**THE PROBLEM**
Copy out each line of the data holding "page".

>> Begin GIVEN RECORDS

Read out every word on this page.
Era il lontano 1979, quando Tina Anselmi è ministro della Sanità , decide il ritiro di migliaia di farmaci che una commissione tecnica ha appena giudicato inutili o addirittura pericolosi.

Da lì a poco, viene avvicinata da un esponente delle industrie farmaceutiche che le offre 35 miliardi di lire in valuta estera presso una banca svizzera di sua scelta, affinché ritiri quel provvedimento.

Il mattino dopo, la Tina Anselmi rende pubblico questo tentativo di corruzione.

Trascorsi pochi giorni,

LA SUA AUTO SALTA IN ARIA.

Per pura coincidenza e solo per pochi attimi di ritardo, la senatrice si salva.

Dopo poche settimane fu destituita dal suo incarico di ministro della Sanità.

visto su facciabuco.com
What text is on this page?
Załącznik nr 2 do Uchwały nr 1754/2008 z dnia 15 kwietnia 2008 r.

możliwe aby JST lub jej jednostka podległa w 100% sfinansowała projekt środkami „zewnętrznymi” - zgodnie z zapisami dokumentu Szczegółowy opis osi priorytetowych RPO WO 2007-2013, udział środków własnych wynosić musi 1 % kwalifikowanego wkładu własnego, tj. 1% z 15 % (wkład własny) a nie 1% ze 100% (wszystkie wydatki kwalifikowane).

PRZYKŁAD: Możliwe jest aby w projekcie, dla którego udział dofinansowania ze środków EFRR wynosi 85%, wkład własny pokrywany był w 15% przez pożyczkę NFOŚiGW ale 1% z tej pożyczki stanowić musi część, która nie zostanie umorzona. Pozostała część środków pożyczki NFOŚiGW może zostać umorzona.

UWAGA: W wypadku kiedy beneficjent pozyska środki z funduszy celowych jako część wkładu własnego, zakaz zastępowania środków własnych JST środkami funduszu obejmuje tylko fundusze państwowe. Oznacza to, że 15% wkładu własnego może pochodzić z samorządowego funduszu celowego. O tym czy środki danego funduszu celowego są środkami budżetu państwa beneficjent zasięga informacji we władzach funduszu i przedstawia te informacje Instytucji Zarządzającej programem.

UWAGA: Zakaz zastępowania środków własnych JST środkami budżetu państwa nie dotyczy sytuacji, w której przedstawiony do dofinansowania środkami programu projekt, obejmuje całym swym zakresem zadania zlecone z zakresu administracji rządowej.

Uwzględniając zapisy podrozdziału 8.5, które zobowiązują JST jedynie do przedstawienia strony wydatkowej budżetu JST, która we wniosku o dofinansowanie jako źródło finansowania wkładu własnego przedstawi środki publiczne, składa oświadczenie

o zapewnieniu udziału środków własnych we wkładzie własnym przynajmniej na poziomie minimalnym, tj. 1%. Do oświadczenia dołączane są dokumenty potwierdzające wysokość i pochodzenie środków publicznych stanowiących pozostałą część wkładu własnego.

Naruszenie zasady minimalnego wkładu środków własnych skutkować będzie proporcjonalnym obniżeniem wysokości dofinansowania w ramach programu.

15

>> End GIVEN RECORDS

**RESULT OF THIS EXERCISE**
Read out every word on this page.
What text is on this page?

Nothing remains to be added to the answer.